[Extracted data entries]

◆ ◆ ◆ ◆

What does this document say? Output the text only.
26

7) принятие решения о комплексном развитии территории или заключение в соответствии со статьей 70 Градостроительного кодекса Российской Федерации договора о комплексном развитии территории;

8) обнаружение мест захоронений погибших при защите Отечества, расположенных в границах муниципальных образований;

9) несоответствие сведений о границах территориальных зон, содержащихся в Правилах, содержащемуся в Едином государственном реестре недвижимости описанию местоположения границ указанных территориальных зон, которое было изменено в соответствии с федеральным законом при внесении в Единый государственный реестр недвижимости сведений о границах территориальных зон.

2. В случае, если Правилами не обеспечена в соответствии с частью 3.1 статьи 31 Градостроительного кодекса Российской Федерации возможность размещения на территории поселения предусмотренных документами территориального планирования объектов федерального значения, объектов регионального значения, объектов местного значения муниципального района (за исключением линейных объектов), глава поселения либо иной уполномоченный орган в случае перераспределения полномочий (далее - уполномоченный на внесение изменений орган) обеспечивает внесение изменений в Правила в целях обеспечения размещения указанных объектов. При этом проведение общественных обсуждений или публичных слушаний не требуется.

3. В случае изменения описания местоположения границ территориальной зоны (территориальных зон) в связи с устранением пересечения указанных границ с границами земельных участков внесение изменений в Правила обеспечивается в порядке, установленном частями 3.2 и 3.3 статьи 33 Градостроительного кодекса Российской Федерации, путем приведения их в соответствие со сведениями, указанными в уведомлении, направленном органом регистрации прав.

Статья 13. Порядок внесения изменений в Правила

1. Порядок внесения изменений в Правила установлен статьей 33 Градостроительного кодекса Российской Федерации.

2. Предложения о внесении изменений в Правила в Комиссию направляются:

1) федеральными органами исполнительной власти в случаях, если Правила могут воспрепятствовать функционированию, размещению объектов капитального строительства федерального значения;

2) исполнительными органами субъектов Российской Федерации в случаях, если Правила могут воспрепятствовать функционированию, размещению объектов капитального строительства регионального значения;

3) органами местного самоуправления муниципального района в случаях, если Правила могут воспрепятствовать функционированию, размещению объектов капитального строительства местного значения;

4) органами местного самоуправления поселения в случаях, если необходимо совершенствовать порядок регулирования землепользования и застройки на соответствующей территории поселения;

◆ ◆ ◆ ◆

§ What you need to do
Extract every line containing the string "капитального" from the data above.

§ Output
1) федеральными органами исполнительной власти в случаях, если Правила могут воспрепятствовать функционированию, размещению объектов капитального строительства федерального значения;
2) исполнительными органами субъектов Российской Федерации в случаях, если Правила могут воспрепятствовать функционированию, размещению объектов капитального строительства регионального значения;
3) органами местного самоуправления муниципального района в случаях, если Правила могут воспрепятствовать функционированию, размещению объектов капитального строительства местного значения;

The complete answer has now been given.